| Work to do |
Omit every picture and write out the rest of the records exactly.

** Start Raw records **

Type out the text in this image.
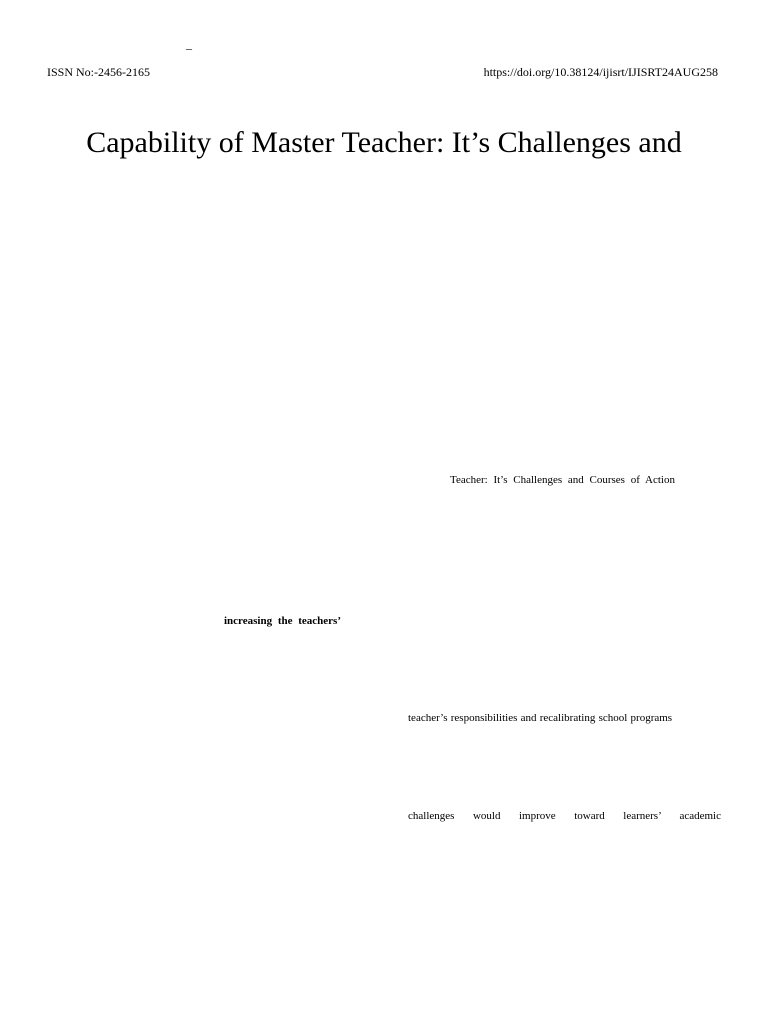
–
ISSN No:-2456-2165	https://doi.org/10.38124/ijisrt/IJISRT24AUG258
Capability of Master Teacher: It’s Challenges and
Teacher: It’s Challenges and Courses of Action
increasing the teachers’
teacher’s responsibilities and recalibrating school programs
challenges would improve toward learners’ academic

** End Raw records **

| Full output |
Type out the text in this image.
–
ISSN No:-2456-2165	https://doi.org/10.38124/ijisrt/IJISRT24AUG258
Capability of Master Teacher: It’s Challenges and
Teacher: It’s Challenges and Courses of Action
increasing the teachers’
teacher’s responsibilities and recalibrating school programs
challenges would improve toward learners’ academic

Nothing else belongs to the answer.